▶ **Directions**
1. In the gold refining thread, what volumes of muriatic and nitric does goldsilverpro suggest for premixing aqua regia from 70% nitric and 31% muriatic?
2. Decide whether each statement agrees with the gold refining thread, and quote the words that settle it: (a) The first poster has about 28 grams of 14k jewelry. (b) Phil says sodium bisulfate is the chemical to use. (c) Geo advises adding the nitric acid all at once.
3. Please update the part of the gold refining thread that opens with the words containing "## bswartzwelder (Nov" and closes with "Geo (Nov 6, 2011)", putting "rum" in place of "whiskey".

▶ **Text shown**
I just purchased 50% Nitric acid v/v & 50% Hydrochloric acid v/v both are in 500ml amber glass bottles. I am going to be refining gold but a very small amount as a test as I do not want to work with these chemicals in the first place. So there for I have some jewelry about 28 grams of 14k. What amounts of each acid do I use, did I purchase the correct chemicals? I also will be getting Nava granular pH Decreaser Granular Sodium Bi-sulfate to precipitate the gold from the solution which I believe is ok. Any help would be appreciated!


----------



## philddreamer (Sep 29, 2011)

WiredOnSite, not bisulFATE, bisulFITE is what you'll need. You can find it @ beer & wine supplies stores or @ hardware stores as Stump Out by Bonide. 
Do some more reading before starting your batch. You should inquart your 14k before running thru acids & many more steps before adding your SMB.

Take care!

Phil


----------



## bswartzwelder (Nov 6, 2011)

I am really confused by these numbers. I would like to make real Aqua Regia (not HCl an Sodium Nitrate) and have seen a video which states "use 20 ml of Nitric acid and 60 ml of Hydrochloric acid". Everywhere that I have seen the formulation of Aqua Regia, it has been 1 part Nitric to 3 parts Hydrochloric. How is this affected if I use Nitric acid with a strength of 70%and Hydrochloric acid with a strength of 31% or 32%? I don't indulge in alcoholic beverages, but I'm almost ready to try. Do I use wine with 17.5% alcohol or whiskey at 50% alcohol? :roll:


----------



## Geo (Nov 6, 2011)

bswartzwelder said:


> I am really confused by these numbers. I would like to make real Aqua Regia (not HCl an Sodium Nitrate) and have seen a video which states "use 20 ml of Nitric acid and 60 ml of Hydrochloric acid". Everywhere that I have seen the formulation of Aqua Regia, it has been 1 part Nitric to 3 parts Hydrochloric. How is this affected if I use Nitric acid with a strength of 70%and Hydrochloric acid with a strength of 31% or 32%? I don't indulge in alcoholic beverages, but I'm almost ready to try. Do I use wine with 17.5% alcohol or whiskey at 50% alcohol? :roll:



if i may,i would like to help save you a few headaches.toss the ratio formulations out the window.when working with hcl acid and nitric acid to make AR,start with the respective amount of hcl only and add nitric acid in small increments at a time. add a few ml's of nitric and wait for it to NOx off before adding more,be sure to look and see if there is still metal to be dissolved before adding more nitric and at the last addition stop with the slightest amount of metal remaining undissolved.just add the undissolved metal to your next batch.this will help cut down on free nitric in your solution and its always better to have free hcl in solution rather than free nitric.


----------



## goldsilverpro (Nov 6, 2011)

bswartzwelder said:


> I am really confused by these numbers. I would like to make real Aqua Regia (not HCl an Sodium Nitrate) and have seen a video which states "use 20 ml of Nitric acid and 60 ml of Hydrochloric acid". Everywhere that I have seen the formulation of Aqua Regia, it has been 1 part Nitric to 3 parts Hydrochloric. How is this affected if I use Nitric acid with a strength of 70%and Hydrochloric acid with a strength of 31% or 32%? I don't indulge in alcoholic beverages, but I'm almost ready to try. Do I use wine with 17.5% alcohol or whiskey at 50% alcohol? :roll:



The best way is to use the 2 acids separately, as Geo suggested. However, if you want to premix the aqua regia and you have 70% nitric and 31% muriatic (hydrochloric), I would use 4.5 to 5 volumes of the muriatic and 1 volume of the nitric.

▶ **Given information**
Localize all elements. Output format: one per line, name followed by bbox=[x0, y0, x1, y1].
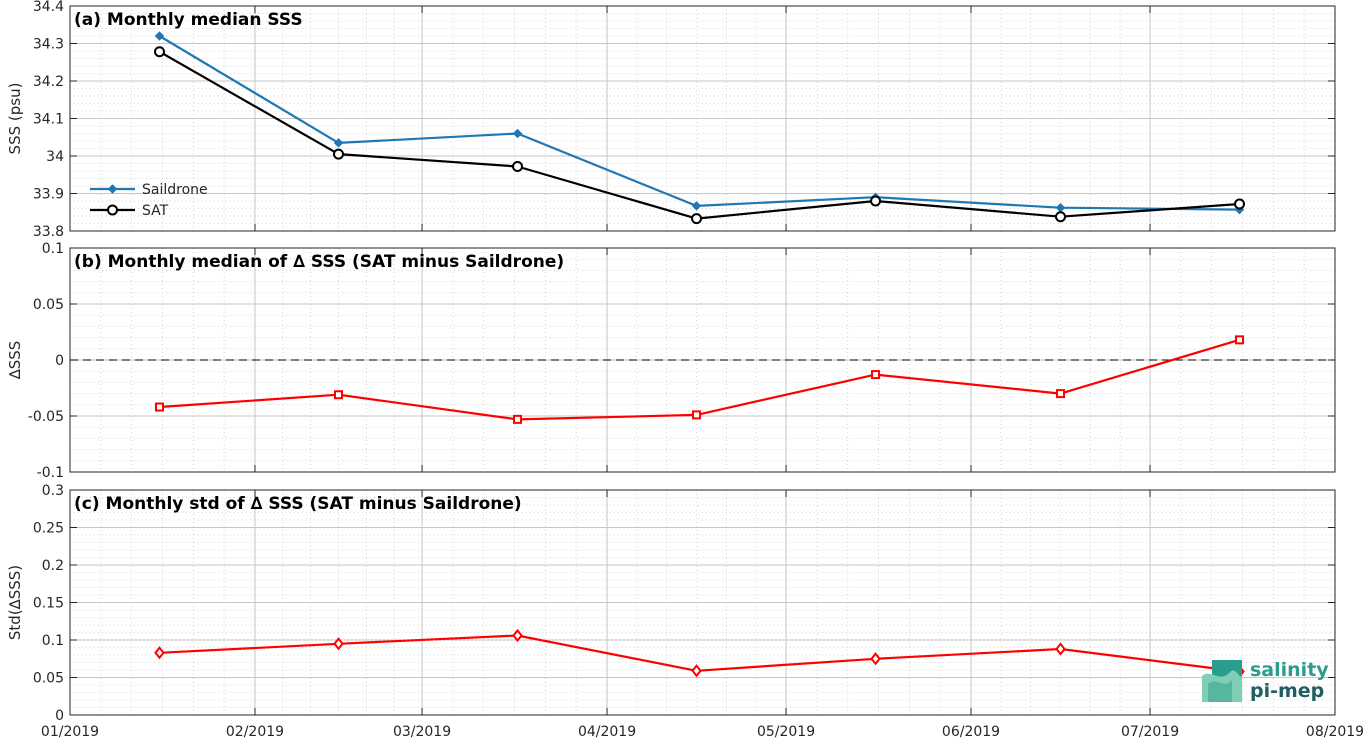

▶ **Complete answers**
1. 4.5 to 5 volumes of the muriatic and 1 volume of the nitric.

2.
(a) Yes: "I have some jewelry about 28 grams of 14k"
(b) No: "not bisulFATE, bisulFITE is what you'll need"
(c) No: "add nitric acid in small increments at a time"

3.
## bswartzwelder (Nov 6, 2011)

I am really confused by these numbers. I would like to make real Aqua Regia (not HCl an Sodium Nitrate) and have seen a video which states "use 20 ml of Nitric acid and 60 ml of Hydrochloric acid". Everywhere that I have seen the formulation of Aqua Regia, it has been 1 part Nitric to 3 parts Hydrochloric. How is this affected if I use Nitric acid with a strength of 70%and Hydrochloric acid with a strength of 31% or 32%? I don't indulge in alcoholic beverages, but I'm almost ready to try. Do I use wine with 17.5% alcohol or rum at 50% alcohol? :roll:


----------



## Geo (Nov 6, 2011)